== Data for the task ==
--------

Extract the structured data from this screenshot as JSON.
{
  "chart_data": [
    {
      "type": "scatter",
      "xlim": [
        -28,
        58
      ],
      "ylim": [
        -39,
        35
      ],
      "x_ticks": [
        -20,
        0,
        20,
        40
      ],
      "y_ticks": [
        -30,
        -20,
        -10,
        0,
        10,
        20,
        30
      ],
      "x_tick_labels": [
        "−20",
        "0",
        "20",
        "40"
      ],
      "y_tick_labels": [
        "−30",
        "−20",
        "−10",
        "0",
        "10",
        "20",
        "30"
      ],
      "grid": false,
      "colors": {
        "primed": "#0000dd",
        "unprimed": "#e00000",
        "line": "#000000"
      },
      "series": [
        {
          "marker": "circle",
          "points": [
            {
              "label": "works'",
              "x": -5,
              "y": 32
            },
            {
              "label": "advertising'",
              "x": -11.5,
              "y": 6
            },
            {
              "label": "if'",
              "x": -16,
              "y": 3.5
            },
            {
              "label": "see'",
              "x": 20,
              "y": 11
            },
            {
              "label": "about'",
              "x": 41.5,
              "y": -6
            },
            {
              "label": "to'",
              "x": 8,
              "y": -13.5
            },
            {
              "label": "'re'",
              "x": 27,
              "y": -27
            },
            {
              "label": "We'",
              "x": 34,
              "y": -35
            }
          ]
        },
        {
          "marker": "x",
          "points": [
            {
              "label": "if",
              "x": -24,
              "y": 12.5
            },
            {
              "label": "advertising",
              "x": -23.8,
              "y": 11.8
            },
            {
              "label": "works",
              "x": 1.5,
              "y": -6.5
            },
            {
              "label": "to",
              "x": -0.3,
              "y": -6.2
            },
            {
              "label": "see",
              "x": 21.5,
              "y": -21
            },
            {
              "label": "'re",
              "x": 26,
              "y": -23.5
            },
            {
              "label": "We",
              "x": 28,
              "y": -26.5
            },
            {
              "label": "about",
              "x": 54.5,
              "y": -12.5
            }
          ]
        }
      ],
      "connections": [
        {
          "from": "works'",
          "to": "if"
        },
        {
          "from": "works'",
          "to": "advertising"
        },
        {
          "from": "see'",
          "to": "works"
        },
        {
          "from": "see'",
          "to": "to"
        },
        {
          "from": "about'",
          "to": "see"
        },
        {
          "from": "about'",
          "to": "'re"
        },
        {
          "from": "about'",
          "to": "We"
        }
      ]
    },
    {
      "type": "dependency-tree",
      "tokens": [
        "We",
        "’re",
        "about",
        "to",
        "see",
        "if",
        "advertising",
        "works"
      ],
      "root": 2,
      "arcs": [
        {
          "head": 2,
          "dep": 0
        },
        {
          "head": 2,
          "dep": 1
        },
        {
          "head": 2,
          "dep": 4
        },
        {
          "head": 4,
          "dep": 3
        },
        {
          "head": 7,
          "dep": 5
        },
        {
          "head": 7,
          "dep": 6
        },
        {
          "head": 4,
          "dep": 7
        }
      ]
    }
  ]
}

--------

== What you are asked to do ==
Repeat each record in full; every line must match exactly.

== Written solution ==
Extract the structured data from this screenshot as JSON.
{
  "chart_data": [
    {
      "type": "scatter",
      "xlim": [
        -28,
        58
      ],
      "ylim": [
        -39,
        35
      ],
      "x_ticks": [
        -20,
        0,
        20,
        40
      ],
      "y_ticks": [
        -30,
        -20,
        -10,
        0,
        10,
        20,
        30
      ],
      "x_tick_labels": [
        "−20",
        "0",
        "20",
        "40"
      ],
      "y_tick_labels": [
        "−30",
        "−20",
        "−10",
        "0",
        "10",
        "20",
        "30"
      ],
      "grid": false,
      "colors": {
        "primed": "#0000dd",
        "unprimed": "#e00000",
        "line": "#000000"
      },
      "series": [
        {
          "marker": "circle",
          "points": [
            {
              "label": "works'",
              "x": -5,
              "y": 32
            },
            {
              "label": "advertising'",
              "x": -11.5,
              "y": 6
            },
            {
              "label": "if'",
              "x": -16,
              "y": 3.5
            },
            {
              "label": "see'",
              "x": 20,
              "y": 11
            },
            {
              "label": "about'",
              "x": 41.5,
              "y": -6
            },
            {
              "label": "to'",
              "x": 8,
              "y": -13.5
            },
            {
              "label": "'re'",
              "x": 27,
              "y": -27
            },
            {
              "label": "We'",
              "x": 34,
              "y": -35
            }
          ]
        },
        {
          "marker": "x",
          "points": [
            {
              "label": "if",
              "x": -24,
              "y": 12.5
            },
            {
              "label": "advertising",
              "x": -23.8,
              "y": 11.8
            },
            {
              "label": "works",
              "x": 1.5,
              "y": -6.5
            },
            {
              "label": "to",
              "x": -0.3,
              "y": -6.2
            },
            {
              "label": "see",
              "x": 21.5,
              "y": -21
            },
            {
              "label": "'re",
              "x": 26,
              "y": -23.5
            },
            {
              "label": "We",
              "x": 28,
              "y": -26.5
            },
            {
              "label": "about",
              "x": 54.5,
              "y": -12.5
            }
          ]
        }
      ],
      "connections": [
        {
          "from": "works'",
          "to": "if"
        },
        {
          "from": "works'",
          "to": "advertising"
        },
        {
          "from": "see'",
          "to": "works"
        },
        {
          "from": "see'",
          "to": "to"
        },
        {
          "from": "about'",
          "to": "see"
        },
        {
          "from": "about'",
          "to": "'re"
        },
        {
          "from": "about'",
          "to": "We"
        }
      ]
    },
    {
      "type": "dependency-tree",
      "tokens": [
        "We",
        "’re",
        "about",
        "to",
        "see",
        "if",
        "advertising",
        "works"
      ],
      "root": 2,
      "arcs": [
        {
          "head": 2,
          "dep": 0
        },
        {
          "head": 2,
          "dep": 1
        },
        {
          "head": 2,
          "dep": 4
        },
        {
          "head": 4,
          "dep": 3
        },
        {
          "head": 7,
          "dep": 5
        },
        {
          "head": 7,
          "dep": 6
        },
        {
          "head": 4,
          "dep": 7
        }
      ]
    }
  ]
}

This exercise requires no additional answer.